WHAT NEEDS TO BE DONE = Copy every line of the records below that holds the word "Riihimäki".

========

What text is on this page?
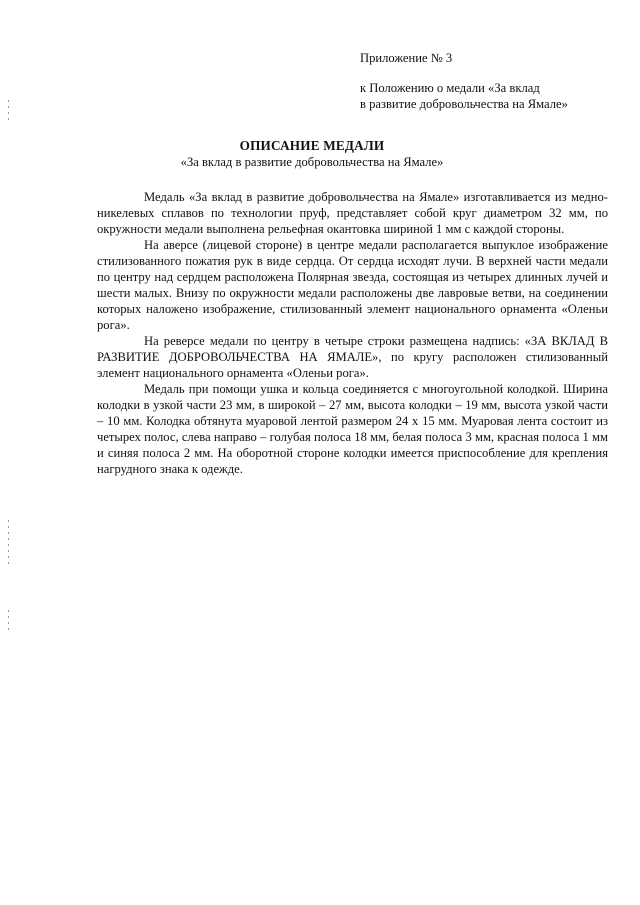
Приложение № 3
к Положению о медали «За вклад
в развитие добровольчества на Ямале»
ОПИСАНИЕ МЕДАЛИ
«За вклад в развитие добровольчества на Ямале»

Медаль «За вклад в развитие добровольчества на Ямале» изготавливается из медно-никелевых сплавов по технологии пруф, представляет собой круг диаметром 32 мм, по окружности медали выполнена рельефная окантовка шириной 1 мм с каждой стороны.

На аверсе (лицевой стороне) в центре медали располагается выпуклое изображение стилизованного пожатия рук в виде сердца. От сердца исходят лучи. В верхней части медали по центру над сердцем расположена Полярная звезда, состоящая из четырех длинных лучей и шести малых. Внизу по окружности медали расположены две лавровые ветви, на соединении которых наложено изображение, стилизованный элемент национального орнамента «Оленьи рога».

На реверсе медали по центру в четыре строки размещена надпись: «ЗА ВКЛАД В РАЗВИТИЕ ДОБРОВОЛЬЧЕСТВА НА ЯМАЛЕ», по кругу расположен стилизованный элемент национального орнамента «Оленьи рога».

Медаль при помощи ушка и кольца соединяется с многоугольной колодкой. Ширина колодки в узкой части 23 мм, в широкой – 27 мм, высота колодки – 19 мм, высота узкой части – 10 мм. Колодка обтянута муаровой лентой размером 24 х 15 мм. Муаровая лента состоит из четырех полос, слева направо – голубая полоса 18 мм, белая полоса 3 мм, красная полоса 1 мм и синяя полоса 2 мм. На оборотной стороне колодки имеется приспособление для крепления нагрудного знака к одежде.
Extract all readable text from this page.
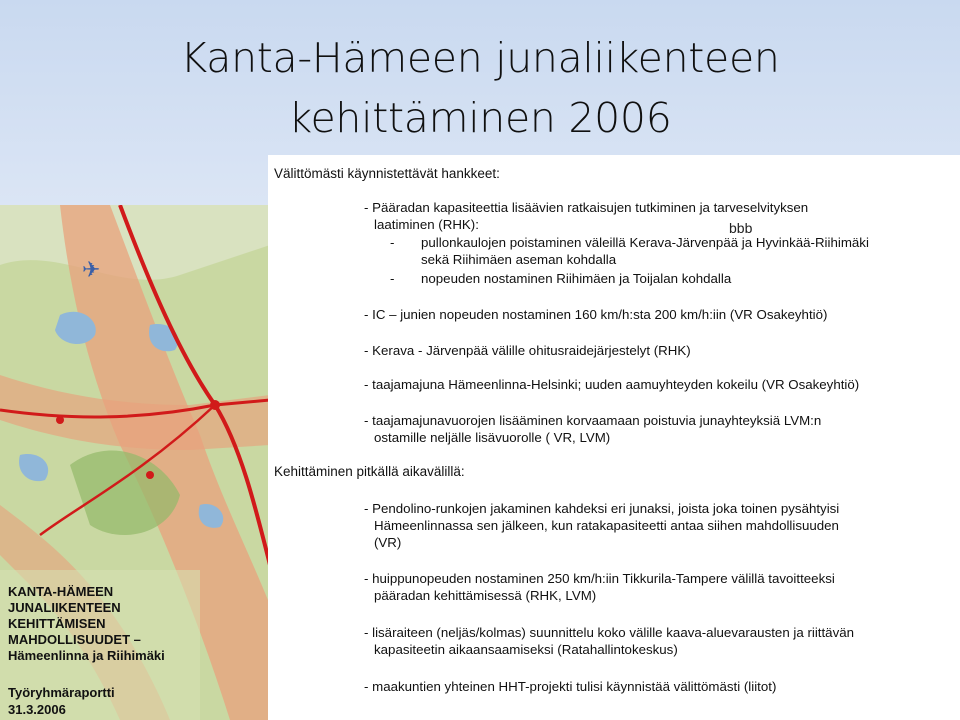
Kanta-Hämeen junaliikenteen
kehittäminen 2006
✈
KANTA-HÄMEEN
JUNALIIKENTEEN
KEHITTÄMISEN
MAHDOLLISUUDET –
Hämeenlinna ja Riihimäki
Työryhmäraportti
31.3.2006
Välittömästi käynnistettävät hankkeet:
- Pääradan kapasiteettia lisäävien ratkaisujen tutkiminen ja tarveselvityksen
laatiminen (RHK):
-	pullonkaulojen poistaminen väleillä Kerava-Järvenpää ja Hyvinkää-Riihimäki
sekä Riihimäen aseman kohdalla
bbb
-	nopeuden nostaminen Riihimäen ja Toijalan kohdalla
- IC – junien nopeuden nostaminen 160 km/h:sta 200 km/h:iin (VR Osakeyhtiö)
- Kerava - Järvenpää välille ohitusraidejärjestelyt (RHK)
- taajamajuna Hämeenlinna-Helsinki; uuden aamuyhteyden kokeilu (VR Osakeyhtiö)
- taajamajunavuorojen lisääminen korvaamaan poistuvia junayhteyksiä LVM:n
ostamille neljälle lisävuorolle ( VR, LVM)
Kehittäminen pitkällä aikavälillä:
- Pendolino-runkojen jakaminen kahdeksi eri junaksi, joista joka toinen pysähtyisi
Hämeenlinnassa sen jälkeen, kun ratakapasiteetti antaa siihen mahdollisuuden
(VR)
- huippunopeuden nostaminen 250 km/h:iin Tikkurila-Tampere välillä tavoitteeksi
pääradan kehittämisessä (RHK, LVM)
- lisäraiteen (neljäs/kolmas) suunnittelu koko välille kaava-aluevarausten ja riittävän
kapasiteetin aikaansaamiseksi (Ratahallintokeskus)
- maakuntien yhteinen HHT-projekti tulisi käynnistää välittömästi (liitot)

========

EXERCISE OUTPUT =
Hämeenlinna ja Riihimäki
-	pullonkaulojen poistaminen väleillä Kerava-Järvenpää ja Hyvinkää-Riihimäki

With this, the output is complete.